[REQUIRED WORK] Wherever a line in the data below holds "structured", copy that line.

*** DATA SHOWN

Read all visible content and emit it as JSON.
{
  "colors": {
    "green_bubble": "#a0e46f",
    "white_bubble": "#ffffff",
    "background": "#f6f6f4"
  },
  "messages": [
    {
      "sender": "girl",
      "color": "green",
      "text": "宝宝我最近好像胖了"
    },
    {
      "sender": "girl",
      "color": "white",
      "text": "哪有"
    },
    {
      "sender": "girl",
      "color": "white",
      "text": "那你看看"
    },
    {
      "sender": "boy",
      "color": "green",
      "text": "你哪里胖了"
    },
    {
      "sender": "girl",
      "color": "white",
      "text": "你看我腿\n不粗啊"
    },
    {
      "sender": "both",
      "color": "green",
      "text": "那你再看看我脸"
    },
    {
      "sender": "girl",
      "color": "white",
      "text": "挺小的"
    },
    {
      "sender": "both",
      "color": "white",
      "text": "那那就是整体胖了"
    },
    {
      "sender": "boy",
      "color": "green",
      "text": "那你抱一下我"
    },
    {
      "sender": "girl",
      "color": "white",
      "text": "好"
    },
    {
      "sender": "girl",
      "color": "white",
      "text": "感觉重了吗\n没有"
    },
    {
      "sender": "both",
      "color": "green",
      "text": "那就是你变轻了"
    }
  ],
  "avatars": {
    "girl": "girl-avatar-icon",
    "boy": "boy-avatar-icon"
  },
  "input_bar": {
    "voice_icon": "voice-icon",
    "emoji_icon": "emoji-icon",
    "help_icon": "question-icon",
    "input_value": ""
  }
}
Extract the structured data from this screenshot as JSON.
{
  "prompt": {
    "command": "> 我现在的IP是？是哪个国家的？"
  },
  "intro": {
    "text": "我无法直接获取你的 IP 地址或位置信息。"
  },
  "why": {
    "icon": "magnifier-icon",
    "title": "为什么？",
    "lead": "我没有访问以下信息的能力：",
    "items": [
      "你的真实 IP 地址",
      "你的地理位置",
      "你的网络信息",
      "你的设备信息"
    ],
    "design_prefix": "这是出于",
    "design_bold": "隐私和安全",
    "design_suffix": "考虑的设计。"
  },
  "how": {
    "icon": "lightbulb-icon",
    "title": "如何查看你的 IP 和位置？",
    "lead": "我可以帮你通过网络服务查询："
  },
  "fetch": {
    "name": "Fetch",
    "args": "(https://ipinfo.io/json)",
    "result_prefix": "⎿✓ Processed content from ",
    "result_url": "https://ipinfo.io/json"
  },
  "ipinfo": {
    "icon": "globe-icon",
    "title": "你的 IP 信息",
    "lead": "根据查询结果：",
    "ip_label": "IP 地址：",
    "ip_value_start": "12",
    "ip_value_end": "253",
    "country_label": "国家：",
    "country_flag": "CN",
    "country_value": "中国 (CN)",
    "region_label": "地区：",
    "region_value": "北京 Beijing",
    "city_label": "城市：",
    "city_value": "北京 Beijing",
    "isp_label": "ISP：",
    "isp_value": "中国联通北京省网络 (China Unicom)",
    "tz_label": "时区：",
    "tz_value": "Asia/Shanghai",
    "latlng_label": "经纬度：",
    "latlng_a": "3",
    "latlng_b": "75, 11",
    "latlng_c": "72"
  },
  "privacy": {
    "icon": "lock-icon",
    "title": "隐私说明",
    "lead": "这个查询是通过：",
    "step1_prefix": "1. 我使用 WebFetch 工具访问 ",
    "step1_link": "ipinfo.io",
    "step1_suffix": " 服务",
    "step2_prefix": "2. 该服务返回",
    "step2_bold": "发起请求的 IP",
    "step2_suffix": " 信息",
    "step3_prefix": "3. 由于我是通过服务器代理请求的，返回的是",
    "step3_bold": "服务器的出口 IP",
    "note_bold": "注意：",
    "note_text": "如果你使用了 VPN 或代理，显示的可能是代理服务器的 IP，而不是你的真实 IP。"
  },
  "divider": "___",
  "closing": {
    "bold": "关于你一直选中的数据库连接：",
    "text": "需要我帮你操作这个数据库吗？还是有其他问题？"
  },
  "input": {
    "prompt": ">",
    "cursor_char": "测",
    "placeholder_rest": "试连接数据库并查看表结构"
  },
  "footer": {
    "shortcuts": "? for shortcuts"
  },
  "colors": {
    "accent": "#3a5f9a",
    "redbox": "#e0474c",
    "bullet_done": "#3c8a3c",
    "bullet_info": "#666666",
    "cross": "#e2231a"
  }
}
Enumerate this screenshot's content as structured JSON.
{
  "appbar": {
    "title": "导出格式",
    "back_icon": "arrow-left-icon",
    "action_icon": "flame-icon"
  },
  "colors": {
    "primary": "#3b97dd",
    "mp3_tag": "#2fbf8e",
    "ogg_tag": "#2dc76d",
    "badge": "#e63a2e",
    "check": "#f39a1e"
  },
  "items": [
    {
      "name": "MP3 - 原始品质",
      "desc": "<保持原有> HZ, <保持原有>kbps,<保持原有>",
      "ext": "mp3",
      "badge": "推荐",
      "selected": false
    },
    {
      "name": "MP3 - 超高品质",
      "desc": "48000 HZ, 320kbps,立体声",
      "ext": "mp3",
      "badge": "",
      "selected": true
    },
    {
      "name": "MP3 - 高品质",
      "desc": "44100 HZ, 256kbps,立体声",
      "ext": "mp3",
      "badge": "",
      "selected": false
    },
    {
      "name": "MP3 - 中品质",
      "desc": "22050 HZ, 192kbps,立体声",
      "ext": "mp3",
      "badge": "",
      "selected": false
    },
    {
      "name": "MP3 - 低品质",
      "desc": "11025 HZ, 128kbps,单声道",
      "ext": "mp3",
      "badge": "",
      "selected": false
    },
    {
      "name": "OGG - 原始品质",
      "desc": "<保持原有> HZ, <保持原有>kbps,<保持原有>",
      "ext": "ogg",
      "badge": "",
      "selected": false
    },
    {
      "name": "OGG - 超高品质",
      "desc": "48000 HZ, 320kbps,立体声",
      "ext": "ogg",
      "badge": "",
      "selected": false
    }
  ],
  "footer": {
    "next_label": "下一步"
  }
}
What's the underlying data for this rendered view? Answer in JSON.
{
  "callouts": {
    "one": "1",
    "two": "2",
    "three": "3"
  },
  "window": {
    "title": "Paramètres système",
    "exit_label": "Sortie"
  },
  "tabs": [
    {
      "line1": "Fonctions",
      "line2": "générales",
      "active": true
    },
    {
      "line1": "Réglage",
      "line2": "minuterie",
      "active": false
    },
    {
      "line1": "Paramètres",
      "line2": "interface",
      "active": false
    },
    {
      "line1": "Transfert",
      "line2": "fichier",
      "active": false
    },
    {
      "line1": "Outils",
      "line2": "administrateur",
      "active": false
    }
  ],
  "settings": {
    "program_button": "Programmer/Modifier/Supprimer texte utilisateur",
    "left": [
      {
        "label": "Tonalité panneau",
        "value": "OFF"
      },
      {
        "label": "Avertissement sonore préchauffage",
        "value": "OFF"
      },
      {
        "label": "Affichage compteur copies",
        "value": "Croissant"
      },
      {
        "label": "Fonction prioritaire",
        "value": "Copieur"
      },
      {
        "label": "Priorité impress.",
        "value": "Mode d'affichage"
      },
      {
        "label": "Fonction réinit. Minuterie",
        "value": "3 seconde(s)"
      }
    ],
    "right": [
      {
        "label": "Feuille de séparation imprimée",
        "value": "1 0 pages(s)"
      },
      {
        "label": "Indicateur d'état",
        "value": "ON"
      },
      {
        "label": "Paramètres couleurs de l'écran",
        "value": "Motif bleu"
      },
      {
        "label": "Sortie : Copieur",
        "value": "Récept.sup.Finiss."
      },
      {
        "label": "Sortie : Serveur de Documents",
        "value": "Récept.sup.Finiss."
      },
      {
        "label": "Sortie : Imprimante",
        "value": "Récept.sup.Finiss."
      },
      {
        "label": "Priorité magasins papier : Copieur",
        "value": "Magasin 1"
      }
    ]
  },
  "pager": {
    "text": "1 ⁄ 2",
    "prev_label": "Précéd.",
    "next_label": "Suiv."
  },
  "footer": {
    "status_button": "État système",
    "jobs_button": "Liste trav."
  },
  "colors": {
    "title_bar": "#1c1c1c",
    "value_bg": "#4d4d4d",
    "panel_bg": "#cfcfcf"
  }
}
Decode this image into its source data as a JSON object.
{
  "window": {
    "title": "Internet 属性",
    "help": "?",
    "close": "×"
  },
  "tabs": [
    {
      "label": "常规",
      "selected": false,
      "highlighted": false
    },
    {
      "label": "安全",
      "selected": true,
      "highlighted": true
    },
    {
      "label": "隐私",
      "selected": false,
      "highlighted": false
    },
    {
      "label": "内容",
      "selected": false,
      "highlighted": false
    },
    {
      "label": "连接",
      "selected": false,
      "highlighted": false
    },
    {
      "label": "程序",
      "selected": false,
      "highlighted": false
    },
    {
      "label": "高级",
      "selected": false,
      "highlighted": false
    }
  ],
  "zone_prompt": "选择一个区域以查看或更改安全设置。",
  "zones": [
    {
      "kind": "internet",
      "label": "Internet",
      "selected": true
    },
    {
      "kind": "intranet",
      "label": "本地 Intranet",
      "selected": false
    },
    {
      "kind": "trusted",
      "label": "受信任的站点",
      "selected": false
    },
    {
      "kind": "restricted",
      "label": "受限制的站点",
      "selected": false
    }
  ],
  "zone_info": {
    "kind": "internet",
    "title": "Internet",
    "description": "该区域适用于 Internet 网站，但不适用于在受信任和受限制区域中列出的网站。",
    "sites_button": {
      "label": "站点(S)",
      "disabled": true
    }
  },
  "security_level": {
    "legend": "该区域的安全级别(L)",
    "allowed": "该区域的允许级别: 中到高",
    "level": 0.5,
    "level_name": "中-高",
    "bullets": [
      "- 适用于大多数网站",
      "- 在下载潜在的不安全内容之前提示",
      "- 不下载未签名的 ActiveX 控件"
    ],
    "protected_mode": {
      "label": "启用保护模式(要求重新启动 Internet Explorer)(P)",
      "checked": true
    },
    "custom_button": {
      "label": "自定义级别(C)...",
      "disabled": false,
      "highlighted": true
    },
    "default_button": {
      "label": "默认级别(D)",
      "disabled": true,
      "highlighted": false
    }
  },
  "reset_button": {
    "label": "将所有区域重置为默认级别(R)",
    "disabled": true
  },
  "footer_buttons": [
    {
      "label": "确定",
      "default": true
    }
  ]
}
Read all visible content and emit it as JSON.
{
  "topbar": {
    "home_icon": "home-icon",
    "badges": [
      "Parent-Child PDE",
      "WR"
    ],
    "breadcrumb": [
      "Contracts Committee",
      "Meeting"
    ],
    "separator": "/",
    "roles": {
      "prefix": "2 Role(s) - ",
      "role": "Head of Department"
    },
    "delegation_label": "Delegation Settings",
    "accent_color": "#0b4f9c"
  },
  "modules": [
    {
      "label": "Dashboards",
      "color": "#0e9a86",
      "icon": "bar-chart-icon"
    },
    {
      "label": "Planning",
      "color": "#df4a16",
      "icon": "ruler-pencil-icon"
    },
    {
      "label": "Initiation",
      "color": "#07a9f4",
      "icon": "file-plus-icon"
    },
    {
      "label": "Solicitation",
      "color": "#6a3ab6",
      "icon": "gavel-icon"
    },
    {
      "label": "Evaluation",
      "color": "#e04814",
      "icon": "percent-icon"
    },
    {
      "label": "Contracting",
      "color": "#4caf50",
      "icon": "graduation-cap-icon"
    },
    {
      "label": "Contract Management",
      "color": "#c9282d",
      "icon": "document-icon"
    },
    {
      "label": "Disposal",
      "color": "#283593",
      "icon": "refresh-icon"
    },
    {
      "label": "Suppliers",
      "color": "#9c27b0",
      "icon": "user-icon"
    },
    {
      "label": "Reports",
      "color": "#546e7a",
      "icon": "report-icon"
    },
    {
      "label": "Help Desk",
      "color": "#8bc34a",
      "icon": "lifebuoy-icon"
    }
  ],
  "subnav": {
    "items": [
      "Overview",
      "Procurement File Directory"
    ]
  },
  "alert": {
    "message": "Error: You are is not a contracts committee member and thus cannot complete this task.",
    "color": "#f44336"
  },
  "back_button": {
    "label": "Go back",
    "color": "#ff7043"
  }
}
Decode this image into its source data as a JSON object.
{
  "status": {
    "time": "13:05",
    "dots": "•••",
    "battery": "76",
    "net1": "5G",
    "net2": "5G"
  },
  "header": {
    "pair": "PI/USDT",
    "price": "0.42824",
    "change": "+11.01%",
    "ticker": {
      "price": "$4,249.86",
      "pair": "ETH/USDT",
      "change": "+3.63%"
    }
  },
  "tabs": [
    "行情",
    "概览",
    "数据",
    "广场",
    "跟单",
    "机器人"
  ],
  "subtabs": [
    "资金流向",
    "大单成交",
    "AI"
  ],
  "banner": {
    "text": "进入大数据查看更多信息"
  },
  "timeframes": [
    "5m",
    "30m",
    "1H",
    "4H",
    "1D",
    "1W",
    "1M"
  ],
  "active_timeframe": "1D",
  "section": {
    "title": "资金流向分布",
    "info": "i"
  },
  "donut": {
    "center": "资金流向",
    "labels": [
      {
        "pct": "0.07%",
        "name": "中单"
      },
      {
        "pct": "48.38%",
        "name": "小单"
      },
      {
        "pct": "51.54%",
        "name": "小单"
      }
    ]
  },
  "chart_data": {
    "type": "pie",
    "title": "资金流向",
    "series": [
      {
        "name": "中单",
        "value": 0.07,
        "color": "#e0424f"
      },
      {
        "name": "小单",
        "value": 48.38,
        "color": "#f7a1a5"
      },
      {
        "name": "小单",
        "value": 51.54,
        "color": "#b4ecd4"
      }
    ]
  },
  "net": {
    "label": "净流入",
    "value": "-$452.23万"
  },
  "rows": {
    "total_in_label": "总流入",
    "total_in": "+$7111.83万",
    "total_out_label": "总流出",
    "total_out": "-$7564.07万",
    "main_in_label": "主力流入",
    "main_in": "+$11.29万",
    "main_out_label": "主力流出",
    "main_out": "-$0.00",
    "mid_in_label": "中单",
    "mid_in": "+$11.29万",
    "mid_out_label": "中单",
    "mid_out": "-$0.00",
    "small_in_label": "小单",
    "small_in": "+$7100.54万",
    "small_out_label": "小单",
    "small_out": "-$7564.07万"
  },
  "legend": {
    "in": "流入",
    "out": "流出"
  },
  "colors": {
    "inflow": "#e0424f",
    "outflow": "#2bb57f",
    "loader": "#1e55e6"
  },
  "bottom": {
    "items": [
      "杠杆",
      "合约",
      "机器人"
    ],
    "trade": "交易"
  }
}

******

[REPLY]
Extract the structured data from this screenshot as JSON.
Enumerate this screenshot's content as structured JSON.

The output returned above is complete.